§ **Problem to work on**
Take each line containing the word "Pipeline" and copy it.

□ □ □ □ □

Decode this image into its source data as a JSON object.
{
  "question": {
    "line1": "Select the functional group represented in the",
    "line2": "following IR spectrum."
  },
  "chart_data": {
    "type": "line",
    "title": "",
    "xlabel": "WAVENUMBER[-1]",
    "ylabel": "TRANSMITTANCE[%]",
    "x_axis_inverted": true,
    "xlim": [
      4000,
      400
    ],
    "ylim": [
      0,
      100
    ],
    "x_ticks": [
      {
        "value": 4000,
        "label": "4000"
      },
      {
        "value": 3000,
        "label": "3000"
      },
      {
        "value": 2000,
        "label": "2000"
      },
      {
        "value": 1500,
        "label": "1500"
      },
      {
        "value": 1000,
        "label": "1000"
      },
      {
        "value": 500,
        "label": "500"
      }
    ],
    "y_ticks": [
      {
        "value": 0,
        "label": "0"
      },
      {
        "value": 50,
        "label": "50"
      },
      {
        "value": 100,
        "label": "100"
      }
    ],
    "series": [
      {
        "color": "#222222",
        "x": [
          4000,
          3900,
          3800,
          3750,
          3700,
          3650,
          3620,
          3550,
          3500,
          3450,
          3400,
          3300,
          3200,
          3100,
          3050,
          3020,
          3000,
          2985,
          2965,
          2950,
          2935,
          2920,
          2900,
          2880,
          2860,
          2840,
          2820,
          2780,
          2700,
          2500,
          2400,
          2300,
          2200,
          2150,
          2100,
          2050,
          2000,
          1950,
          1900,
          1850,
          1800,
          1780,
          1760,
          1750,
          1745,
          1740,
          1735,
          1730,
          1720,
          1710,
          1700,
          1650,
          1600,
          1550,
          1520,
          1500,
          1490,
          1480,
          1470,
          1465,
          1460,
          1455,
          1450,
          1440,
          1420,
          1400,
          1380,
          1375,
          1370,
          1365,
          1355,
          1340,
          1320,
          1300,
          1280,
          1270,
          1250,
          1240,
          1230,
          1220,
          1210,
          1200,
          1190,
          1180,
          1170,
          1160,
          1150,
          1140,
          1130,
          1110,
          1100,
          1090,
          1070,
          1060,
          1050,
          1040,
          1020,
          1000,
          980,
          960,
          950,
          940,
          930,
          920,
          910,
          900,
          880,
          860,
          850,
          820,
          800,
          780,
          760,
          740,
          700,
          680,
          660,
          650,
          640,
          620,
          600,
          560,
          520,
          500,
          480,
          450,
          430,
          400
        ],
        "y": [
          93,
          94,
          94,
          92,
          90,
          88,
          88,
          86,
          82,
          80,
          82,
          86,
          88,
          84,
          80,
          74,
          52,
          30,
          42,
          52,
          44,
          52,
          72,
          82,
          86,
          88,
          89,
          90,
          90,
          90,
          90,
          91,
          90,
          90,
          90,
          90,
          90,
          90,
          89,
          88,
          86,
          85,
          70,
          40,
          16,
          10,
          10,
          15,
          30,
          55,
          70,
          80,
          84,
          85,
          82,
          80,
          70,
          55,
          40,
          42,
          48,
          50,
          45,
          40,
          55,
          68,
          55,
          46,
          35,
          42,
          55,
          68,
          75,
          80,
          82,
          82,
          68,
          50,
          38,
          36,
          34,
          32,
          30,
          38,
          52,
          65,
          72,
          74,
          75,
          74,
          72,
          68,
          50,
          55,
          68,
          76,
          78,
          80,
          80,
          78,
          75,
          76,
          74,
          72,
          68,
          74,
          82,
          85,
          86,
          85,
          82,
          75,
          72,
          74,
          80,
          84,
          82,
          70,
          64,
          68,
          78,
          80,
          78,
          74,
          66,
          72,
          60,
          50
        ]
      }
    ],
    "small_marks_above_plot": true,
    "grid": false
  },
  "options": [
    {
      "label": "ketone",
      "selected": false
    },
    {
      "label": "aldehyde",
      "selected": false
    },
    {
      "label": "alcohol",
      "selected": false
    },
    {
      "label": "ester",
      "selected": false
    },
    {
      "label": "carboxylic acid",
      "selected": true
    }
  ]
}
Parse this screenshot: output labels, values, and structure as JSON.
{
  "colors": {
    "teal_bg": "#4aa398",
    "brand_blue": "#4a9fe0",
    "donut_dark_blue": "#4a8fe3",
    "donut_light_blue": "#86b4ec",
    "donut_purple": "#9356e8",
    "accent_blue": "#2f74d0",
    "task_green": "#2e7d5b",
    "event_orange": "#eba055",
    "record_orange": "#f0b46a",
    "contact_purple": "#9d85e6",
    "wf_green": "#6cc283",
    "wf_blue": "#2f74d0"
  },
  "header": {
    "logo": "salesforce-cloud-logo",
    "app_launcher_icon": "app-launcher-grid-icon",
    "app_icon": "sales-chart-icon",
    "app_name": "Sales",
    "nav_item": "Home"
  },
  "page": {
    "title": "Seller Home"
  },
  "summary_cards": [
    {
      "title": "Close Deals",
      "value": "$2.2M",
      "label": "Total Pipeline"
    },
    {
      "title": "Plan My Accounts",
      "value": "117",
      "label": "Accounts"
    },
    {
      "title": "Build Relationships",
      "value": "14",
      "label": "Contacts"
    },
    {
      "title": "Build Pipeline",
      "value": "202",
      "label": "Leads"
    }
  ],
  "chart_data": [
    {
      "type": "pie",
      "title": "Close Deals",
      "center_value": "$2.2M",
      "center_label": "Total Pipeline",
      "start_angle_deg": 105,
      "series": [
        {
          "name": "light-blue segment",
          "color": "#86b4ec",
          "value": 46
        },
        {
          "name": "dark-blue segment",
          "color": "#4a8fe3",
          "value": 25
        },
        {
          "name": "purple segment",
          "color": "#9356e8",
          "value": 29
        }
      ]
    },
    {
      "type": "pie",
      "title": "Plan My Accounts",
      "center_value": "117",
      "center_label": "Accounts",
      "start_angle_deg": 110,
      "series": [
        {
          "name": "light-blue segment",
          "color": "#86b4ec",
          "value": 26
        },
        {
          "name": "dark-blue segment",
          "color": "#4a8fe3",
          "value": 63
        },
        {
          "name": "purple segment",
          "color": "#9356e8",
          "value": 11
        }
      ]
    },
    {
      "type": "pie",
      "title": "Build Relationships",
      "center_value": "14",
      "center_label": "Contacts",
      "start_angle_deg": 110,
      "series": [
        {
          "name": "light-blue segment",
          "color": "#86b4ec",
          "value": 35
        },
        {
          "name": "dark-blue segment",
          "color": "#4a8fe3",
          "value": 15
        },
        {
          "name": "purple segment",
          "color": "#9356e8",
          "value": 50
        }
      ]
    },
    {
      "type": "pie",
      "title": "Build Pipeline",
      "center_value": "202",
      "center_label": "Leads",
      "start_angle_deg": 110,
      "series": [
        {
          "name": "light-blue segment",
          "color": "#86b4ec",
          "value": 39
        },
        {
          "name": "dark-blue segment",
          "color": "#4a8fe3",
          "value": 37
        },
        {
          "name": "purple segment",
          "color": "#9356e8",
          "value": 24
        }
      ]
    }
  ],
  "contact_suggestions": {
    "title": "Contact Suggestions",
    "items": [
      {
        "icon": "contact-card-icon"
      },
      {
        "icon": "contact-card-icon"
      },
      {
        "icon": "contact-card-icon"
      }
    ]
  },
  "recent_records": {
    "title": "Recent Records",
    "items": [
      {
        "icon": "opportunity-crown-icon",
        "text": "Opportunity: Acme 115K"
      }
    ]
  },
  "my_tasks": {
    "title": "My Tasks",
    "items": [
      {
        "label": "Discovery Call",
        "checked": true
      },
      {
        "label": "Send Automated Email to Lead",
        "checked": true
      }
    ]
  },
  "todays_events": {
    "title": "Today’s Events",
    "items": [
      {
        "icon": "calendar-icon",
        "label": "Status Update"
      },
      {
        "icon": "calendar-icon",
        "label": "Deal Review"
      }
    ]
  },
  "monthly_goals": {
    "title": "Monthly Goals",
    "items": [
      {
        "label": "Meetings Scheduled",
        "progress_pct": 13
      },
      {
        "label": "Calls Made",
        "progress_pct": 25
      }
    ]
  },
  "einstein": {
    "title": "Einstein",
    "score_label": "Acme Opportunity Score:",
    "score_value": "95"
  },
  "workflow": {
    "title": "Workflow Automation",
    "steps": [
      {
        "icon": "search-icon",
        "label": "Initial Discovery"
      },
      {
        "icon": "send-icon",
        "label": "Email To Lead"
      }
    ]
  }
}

□ □ □ □ □

§ **Response to this task**
      "label": "Total Pipeline"
      "title": "Build Pipeline",
      "center_label": "Total Pipeline",
      "title": "Build Pipeline",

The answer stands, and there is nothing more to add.